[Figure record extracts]
## BEGIN
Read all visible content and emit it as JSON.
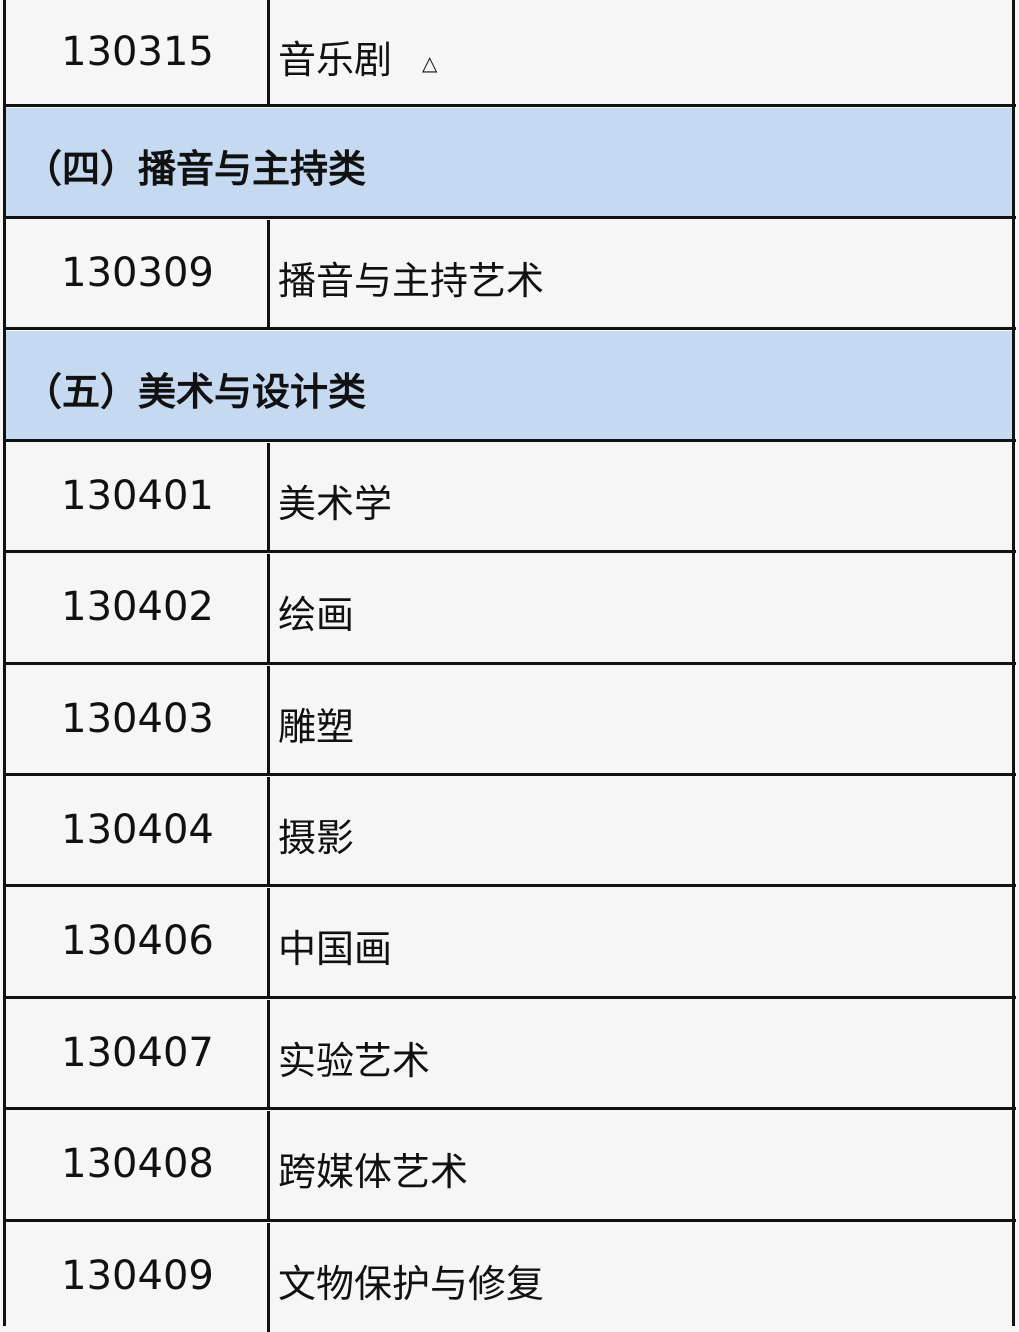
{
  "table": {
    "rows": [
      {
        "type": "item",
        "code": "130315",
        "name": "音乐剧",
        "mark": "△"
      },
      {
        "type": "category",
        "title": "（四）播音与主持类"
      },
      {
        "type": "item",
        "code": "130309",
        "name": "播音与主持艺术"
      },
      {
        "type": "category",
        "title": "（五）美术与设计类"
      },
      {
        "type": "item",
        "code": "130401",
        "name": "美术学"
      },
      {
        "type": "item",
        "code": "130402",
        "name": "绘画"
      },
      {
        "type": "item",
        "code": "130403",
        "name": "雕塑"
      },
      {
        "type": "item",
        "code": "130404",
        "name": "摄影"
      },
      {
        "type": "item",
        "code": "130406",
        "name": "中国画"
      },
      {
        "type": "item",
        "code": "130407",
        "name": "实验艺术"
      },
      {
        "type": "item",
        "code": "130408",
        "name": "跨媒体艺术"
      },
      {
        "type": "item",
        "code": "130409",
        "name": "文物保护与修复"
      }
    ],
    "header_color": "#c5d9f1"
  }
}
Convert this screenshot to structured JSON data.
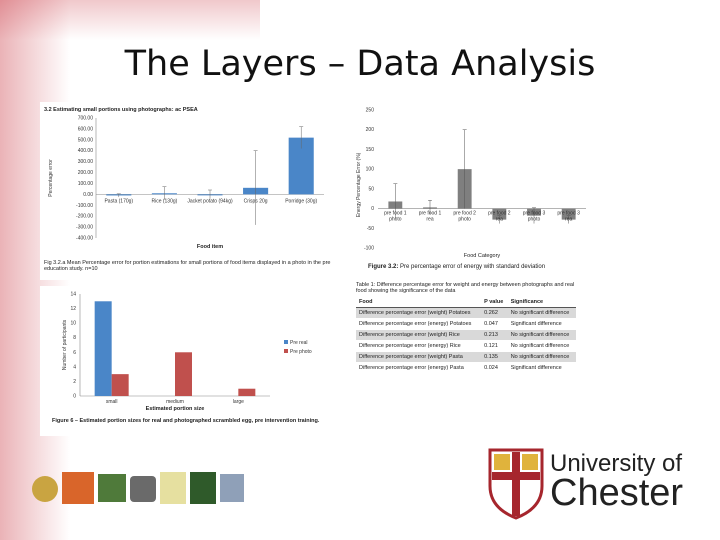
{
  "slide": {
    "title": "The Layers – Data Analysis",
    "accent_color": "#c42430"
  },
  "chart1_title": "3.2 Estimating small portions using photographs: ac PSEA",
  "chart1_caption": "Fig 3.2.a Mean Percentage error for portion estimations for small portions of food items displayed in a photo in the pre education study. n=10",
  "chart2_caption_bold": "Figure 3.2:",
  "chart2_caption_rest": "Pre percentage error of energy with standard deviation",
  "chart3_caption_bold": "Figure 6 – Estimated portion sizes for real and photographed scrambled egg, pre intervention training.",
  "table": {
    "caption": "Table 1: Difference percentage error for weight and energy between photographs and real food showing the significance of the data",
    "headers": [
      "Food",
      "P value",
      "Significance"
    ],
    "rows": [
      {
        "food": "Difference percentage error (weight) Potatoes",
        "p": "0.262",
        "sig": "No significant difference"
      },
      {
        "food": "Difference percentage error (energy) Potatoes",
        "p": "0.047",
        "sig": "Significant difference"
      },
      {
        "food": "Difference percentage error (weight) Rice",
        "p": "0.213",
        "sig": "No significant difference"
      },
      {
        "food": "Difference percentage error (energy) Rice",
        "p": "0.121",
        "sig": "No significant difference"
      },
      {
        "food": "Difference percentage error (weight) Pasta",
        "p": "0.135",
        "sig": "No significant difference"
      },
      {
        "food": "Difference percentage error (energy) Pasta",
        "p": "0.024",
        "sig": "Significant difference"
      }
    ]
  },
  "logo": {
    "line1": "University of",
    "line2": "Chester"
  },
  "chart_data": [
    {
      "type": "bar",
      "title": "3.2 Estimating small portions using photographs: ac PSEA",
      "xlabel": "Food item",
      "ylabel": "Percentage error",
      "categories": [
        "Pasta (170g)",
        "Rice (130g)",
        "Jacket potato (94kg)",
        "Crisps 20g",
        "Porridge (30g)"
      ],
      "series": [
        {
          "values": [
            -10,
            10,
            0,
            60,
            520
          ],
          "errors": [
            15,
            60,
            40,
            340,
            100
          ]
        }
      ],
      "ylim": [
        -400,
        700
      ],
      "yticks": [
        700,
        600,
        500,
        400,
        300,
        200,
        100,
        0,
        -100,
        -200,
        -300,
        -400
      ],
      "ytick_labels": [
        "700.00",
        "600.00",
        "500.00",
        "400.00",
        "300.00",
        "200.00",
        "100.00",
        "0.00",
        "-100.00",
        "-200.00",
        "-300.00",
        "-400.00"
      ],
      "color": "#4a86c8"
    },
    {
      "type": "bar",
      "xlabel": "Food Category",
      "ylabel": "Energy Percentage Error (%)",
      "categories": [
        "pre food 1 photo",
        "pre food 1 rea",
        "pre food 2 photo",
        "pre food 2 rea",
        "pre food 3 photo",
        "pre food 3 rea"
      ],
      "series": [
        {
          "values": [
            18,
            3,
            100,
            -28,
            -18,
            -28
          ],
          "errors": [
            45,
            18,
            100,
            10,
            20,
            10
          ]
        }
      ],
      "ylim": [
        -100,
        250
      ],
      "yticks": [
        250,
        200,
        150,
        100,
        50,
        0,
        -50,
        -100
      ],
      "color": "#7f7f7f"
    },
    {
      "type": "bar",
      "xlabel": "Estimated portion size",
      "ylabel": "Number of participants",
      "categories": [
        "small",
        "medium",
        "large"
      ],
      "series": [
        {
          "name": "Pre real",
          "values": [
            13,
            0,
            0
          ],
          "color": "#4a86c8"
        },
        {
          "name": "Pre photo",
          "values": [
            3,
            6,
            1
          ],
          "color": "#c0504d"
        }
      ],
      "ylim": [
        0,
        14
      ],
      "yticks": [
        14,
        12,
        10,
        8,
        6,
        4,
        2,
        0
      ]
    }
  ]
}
## END
• TO DO: What is the number of lines in the data above that include the word "JSON"? Answer with that number only.

• WRITTEN SOLUTION: 2